++++ Reading passage
Article Abstract

Complicated prognostic values of CCL28 in breast cancer by subtype

Authors: Di-He Gong, Yi-Yu Chen, Ding Ma, Hai-Yan Chen, Ke-Feng Ding, Ke-Da Yu

Abstract

Background: The expression of CCL28 and its relationship with clinical outcomes remain unclear in the setting of heterogeneous breast cancer. The purpose of the current study was to identify the expression characteristics of chemokine CCL28 in breast cancer, with a focus on its prognostic relevance to different subtypes.
Methods: First, we investigated the expression of CCL28 in 150 breast cancer patients immunohistochemically and assessed the impact of CCL28 on relapse-free survival (RFS) in the whole cohort and different clinical subtypes [defined by hormone receptor (HR), and HER-2 status] by univariate and multivariate analysis. Furthermore, the other two cohorts comprised of 863 patients from the Cancer Genome Atlas (TCGA) database and 1,764 patients from the Kaplan-Meier plotter database, respectively, were chosen to validate the prognostic values of CCL28 in breast cancer.
++++++++
++++ Given data
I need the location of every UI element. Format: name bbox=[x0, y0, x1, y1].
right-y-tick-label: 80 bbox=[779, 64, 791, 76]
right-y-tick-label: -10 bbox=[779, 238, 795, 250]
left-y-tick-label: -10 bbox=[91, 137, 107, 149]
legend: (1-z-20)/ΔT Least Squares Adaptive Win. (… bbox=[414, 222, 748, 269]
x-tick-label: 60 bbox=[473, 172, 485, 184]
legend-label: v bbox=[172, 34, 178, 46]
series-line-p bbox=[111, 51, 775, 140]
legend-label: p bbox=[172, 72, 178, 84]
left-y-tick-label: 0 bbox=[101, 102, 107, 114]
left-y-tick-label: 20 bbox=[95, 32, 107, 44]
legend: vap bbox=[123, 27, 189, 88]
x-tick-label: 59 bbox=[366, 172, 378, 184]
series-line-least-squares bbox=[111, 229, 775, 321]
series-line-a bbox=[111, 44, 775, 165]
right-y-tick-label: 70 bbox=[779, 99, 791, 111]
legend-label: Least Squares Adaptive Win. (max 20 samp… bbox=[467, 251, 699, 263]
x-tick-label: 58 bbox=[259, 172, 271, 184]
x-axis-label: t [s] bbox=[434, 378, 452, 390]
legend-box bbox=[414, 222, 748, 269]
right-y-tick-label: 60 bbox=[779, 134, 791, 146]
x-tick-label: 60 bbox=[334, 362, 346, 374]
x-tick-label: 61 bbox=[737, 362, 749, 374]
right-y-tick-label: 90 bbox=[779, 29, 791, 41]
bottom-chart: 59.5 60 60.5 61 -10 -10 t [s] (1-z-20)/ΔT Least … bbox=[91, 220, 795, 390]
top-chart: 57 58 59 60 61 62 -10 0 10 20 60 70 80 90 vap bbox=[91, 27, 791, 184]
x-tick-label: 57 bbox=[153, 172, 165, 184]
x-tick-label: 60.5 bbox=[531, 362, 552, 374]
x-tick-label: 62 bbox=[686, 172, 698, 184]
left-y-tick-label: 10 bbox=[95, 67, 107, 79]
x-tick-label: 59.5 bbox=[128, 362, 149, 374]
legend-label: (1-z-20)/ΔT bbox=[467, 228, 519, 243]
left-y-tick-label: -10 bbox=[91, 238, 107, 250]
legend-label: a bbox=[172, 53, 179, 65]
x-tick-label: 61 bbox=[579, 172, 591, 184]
++++++++
* Parts of the exercise
1 - According to the CCL28 breast cancer abstract, how many patients from the Kaplan-Meier plotter database were used to validate the prognostic values of CCL28?
2 - Translate this sentence from the CCL28 breast cancer abstract into Spanish: "The purpose of the current study was to identify the expression characteristics of chemokine CCL28 in breast cancer, with a focus on its prognostic relevance to different subtypes."
3 - Go on with the CCL28 breast cancer abstract from the point where it stops.

* Task-by-task results
1 - 1,764 patients.

2 - El propósito del presente estudio fue identificar las características de expresión de la quimiocina CCL28 en el cáncer de mama, con énfasis en su relevancia pronóstica para los distintos subtipos.

3 -
Results: Those with positive CCL28 expression had improved RFS in luminal-like (HR positive, any HER-2 status) subtype (P=0.052) but had impaired RFS in triple-negative cases (P=0.019), after adjustment with tumor size and lymph node status. Consistently, multivariate analysis in the TCGA cohort revealed improved disease-free survival (DFS) among patients with high expression of CCL28 in luminal-like subtype (P=0.043) and decreased DFS in patients expressing high CCL28 in triple-negative cases (P=0.010). The subsequent analysis of the Kaplan-Meier plotter cohort also demonstrated that CCL28 was a favorable prognostic factor for luminal-like cases [luminal A (P<0.001) and luminal B (P=0.031)], but a poor prognostic indicator for the patients with triple-negative phenotype (P<0.001).
Conclusions: CCL28 was a favorable prognostic factor for luminal-like cases and detrimental for triple-negative subtype, indicating that the same chemokine may play different or even opposite roles in the recurrence and metastasis of different molecular subtypes of breast cancer.